• Exercise aim: Which lines hold the word "your"? Show each of them.

• Data to use:
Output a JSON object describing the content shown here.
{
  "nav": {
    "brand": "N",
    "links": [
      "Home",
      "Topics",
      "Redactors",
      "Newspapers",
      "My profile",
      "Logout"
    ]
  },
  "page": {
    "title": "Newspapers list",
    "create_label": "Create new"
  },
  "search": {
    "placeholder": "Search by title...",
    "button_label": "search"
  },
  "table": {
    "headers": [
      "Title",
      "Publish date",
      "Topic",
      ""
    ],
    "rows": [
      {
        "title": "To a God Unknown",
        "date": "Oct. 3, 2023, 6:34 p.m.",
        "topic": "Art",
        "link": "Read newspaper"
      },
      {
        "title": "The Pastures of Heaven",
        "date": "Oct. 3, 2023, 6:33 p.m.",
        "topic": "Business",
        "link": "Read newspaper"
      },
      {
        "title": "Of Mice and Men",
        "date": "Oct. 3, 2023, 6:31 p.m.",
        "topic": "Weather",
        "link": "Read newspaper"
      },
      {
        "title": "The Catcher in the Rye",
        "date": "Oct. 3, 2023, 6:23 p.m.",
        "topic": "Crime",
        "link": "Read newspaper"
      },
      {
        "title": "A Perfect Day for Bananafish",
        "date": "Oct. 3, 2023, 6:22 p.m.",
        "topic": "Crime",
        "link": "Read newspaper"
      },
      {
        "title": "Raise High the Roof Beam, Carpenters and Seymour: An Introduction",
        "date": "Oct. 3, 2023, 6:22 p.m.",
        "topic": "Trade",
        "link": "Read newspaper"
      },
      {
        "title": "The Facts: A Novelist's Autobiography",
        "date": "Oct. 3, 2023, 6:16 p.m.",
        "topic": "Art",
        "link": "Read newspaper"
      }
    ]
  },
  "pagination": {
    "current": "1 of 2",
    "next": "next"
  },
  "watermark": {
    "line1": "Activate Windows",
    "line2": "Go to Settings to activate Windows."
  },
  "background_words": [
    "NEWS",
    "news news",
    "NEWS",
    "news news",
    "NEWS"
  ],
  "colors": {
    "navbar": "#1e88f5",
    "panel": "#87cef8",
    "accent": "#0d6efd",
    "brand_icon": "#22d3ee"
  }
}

* * *

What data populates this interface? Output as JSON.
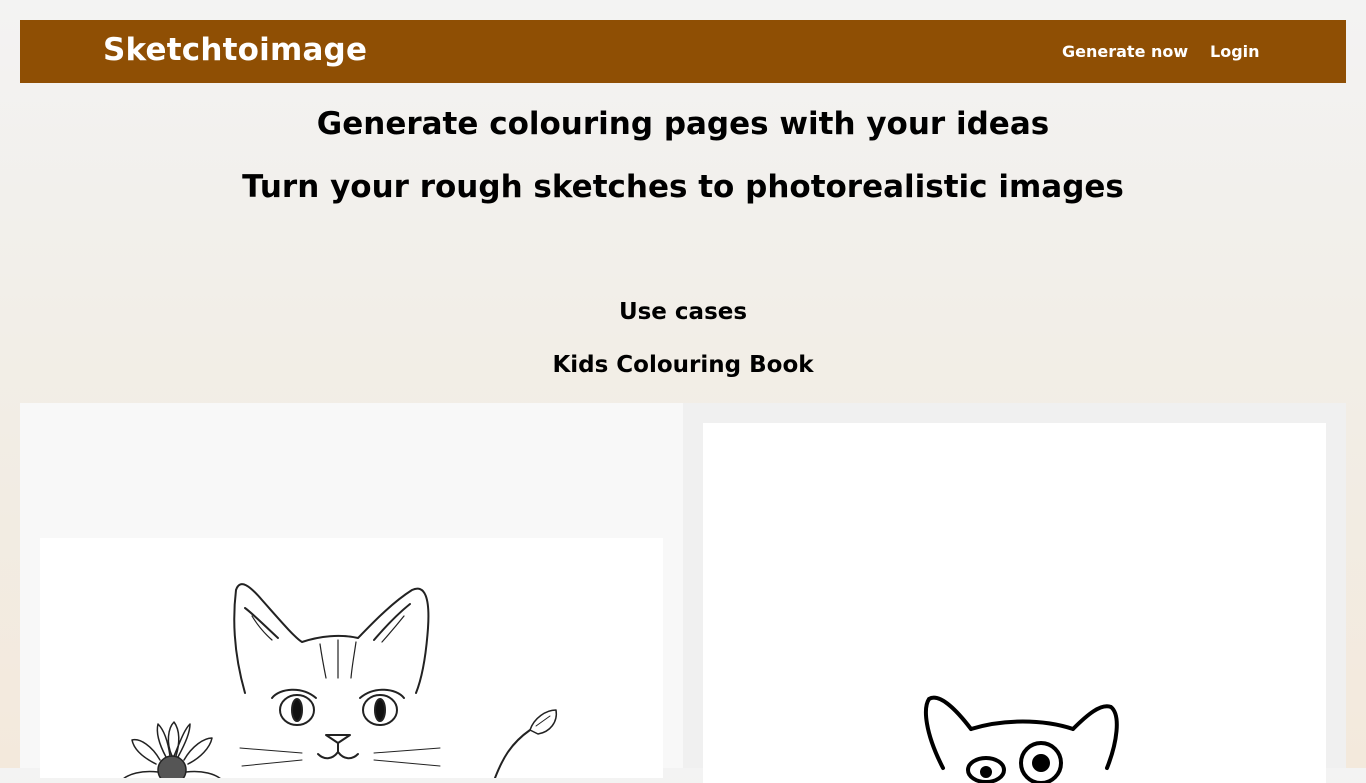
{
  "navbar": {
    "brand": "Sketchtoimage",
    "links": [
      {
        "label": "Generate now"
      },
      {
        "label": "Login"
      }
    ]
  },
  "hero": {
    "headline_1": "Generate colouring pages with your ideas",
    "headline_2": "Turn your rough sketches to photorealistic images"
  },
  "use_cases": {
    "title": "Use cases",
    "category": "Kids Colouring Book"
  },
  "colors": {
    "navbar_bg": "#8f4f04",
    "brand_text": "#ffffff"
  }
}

• Output:
    "headline_1": "Generate colouring pages with your ideas",
    "headline_2": "Turn your rough sketches to photorealistic images"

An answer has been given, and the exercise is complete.